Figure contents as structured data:
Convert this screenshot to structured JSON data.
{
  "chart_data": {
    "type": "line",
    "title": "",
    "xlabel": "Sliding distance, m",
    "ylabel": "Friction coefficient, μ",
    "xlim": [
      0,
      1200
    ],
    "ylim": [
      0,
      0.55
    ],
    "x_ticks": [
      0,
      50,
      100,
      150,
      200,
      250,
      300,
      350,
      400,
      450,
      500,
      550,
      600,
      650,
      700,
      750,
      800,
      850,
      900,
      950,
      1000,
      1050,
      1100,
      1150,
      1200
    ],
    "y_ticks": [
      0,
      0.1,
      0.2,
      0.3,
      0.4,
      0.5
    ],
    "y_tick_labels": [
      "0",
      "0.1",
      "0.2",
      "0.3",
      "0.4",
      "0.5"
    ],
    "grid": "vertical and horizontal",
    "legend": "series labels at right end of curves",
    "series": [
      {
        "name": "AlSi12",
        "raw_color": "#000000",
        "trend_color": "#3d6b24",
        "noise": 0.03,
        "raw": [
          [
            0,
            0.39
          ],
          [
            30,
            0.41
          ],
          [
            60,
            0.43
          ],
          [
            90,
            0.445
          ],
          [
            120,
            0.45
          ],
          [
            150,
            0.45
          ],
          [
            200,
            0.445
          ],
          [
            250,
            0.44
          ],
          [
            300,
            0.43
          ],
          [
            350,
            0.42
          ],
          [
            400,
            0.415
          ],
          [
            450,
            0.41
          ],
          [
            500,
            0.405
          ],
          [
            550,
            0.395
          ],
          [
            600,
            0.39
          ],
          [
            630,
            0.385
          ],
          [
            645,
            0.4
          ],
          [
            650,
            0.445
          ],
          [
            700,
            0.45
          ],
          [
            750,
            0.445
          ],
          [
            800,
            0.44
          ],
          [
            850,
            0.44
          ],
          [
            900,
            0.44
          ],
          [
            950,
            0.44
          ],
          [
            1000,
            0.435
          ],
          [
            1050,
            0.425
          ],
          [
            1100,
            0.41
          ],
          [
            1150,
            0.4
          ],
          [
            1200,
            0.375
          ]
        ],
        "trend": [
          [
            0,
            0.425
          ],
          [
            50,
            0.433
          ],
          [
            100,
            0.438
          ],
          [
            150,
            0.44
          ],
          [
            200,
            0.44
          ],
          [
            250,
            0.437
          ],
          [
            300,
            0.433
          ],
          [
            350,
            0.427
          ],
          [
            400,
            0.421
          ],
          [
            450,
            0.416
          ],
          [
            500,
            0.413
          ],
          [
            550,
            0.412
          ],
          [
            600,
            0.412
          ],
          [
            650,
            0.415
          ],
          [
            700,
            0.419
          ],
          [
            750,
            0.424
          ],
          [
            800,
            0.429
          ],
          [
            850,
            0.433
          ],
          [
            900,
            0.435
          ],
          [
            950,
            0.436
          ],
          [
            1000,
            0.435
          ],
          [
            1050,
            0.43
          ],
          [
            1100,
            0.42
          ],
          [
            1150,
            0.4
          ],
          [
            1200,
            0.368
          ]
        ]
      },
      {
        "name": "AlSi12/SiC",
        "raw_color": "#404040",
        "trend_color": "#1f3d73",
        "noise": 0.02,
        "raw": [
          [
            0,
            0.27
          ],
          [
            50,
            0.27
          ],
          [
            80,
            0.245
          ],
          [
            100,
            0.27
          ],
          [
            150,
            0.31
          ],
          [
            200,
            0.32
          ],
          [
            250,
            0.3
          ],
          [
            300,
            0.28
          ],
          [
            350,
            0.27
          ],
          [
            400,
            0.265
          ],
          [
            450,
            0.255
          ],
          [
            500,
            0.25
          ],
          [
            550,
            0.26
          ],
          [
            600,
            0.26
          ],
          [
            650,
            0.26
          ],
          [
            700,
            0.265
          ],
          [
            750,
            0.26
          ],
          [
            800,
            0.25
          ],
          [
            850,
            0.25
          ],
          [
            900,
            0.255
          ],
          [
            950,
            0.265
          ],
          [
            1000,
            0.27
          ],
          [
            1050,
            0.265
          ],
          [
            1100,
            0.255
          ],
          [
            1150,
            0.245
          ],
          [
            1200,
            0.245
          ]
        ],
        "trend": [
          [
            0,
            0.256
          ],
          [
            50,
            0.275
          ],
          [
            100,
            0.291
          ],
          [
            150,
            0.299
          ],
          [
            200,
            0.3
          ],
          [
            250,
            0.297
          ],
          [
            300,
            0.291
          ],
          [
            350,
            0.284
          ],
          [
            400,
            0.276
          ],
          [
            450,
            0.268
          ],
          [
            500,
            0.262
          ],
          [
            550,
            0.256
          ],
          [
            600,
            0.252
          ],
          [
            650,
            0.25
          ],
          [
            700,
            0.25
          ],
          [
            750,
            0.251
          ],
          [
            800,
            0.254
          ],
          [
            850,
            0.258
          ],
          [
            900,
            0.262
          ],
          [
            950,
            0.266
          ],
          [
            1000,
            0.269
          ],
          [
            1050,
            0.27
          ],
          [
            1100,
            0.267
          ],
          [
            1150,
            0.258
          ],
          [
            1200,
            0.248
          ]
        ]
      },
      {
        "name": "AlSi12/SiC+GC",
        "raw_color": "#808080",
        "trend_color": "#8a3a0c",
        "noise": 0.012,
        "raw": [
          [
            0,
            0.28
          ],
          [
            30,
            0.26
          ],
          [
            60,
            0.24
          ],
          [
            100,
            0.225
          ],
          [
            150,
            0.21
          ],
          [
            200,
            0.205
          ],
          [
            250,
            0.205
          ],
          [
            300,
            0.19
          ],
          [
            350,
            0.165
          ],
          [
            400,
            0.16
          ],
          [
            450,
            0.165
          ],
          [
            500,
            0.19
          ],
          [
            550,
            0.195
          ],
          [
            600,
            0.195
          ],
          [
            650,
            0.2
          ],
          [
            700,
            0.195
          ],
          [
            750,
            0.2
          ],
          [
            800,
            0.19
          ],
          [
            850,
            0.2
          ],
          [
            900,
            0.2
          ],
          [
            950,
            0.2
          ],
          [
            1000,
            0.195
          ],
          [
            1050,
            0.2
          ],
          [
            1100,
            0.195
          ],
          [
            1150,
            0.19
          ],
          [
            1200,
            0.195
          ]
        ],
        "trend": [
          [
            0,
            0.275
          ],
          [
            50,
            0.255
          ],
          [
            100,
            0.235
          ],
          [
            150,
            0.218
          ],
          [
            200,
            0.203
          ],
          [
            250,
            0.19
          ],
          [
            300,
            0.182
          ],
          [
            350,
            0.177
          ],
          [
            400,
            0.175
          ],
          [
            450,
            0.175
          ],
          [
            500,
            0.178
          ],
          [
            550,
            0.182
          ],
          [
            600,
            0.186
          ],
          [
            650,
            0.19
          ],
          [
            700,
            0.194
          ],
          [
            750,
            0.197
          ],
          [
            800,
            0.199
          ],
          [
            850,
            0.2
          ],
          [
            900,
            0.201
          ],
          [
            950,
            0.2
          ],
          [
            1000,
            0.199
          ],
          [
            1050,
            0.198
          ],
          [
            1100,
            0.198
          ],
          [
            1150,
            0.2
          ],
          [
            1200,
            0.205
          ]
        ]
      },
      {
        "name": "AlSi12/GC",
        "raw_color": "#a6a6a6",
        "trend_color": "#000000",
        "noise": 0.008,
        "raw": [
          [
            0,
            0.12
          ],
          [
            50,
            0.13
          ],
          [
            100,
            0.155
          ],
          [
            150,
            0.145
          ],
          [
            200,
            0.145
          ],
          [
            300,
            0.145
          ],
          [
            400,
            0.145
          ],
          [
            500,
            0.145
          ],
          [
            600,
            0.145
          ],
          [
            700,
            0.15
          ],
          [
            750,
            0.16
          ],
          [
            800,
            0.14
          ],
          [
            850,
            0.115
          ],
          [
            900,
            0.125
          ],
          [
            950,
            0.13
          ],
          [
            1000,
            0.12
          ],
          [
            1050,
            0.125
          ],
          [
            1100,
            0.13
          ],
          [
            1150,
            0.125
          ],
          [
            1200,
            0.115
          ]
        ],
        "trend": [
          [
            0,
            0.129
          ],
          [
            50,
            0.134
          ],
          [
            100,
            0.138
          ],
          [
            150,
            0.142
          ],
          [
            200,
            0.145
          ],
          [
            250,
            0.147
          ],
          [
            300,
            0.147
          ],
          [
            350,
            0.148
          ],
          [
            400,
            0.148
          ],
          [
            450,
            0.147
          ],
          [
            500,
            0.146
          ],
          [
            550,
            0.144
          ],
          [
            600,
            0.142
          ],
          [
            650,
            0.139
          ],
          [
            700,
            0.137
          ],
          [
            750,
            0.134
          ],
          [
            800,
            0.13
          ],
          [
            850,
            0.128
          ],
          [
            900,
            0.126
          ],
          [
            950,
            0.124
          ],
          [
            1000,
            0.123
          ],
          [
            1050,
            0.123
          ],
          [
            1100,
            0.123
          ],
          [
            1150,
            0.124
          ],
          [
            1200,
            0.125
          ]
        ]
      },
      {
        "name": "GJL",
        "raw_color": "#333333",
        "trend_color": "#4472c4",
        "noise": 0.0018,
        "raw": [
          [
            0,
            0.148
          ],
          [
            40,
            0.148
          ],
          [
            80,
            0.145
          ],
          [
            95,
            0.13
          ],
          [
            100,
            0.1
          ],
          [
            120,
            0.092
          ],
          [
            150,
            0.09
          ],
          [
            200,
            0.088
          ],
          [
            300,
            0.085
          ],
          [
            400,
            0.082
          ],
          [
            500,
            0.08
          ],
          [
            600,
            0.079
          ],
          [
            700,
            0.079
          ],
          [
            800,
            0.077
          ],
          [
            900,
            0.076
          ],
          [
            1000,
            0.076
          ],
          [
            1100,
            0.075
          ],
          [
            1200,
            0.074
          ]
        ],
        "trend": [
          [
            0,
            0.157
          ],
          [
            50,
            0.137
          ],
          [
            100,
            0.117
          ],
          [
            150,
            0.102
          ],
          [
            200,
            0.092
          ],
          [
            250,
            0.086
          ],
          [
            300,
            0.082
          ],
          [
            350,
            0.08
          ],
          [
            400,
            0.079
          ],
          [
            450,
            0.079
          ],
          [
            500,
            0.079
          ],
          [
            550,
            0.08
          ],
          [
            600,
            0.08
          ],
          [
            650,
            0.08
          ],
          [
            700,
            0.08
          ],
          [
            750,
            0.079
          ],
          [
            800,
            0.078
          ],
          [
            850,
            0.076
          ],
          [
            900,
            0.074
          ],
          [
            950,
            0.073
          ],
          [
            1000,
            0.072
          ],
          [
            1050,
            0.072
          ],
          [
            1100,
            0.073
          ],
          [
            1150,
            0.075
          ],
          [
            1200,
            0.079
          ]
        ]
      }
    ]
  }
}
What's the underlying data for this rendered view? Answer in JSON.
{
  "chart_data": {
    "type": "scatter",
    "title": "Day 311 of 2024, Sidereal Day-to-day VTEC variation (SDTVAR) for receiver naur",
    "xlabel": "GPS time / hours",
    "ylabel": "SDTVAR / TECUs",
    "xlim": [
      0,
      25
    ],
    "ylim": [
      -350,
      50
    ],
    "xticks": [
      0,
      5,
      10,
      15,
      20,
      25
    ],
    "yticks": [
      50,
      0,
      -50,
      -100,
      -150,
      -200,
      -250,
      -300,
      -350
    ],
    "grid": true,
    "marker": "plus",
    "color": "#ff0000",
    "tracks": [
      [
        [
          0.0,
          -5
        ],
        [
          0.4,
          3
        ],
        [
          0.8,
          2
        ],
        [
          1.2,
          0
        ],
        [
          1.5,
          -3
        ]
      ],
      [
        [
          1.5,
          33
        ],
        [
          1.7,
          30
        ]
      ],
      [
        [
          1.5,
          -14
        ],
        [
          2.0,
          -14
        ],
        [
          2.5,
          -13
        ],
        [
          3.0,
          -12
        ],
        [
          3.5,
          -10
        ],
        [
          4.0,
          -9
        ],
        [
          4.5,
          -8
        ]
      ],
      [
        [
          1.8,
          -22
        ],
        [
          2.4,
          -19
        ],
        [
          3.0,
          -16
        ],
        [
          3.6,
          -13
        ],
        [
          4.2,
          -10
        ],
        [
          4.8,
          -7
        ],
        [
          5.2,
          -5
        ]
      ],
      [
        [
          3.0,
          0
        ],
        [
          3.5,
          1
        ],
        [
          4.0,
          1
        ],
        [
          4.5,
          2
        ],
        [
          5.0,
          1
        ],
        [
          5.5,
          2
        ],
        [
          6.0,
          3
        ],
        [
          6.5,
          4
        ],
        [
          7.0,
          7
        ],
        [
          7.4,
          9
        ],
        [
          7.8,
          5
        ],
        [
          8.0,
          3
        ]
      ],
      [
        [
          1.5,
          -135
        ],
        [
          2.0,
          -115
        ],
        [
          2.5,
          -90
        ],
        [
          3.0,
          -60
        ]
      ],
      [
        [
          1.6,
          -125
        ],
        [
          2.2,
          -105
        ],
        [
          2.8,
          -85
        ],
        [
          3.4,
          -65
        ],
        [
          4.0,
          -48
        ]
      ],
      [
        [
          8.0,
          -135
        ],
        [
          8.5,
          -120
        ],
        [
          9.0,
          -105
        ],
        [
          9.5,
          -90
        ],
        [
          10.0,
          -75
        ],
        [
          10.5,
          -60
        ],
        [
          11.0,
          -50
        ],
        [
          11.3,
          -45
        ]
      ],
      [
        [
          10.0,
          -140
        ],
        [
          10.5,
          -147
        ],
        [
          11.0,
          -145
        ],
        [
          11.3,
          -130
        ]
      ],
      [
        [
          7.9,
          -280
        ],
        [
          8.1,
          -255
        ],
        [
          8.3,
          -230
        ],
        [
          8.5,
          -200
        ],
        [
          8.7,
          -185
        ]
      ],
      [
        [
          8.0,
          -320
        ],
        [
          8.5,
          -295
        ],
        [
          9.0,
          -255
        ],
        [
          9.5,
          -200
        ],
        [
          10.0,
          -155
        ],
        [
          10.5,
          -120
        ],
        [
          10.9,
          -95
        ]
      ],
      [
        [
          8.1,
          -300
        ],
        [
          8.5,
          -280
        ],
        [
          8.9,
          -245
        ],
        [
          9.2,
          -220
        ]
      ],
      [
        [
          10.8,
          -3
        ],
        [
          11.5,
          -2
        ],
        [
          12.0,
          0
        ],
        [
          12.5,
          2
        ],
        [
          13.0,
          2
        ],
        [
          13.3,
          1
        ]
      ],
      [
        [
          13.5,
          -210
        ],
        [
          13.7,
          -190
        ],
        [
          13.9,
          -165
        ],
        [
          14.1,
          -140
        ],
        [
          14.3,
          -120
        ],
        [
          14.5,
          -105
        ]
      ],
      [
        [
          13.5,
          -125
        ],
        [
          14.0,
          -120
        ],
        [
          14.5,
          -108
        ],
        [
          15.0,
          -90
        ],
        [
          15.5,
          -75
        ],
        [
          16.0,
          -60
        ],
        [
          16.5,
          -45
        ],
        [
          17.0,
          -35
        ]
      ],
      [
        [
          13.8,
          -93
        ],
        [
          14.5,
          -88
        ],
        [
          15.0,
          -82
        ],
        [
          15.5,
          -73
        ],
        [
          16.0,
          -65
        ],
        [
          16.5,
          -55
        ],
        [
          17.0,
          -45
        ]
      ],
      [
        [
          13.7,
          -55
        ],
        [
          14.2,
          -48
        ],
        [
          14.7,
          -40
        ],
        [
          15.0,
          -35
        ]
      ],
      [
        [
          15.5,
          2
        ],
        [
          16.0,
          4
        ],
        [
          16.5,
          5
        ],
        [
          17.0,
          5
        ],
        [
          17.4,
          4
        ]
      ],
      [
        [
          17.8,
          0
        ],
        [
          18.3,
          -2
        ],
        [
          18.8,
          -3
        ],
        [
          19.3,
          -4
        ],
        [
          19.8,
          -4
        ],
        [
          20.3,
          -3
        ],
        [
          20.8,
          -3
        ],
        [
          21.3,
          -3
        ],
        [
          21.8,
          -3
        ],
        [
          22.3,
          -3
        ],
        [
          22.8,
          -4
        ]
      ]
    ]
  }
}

The problem:
Extract each line holding the string "title".

Answer for the task:
    "title": "",
    "title": "Day 311 of 2024, Sidereal Day-to-day VTEC variation (SDTVAR) for receiver naur",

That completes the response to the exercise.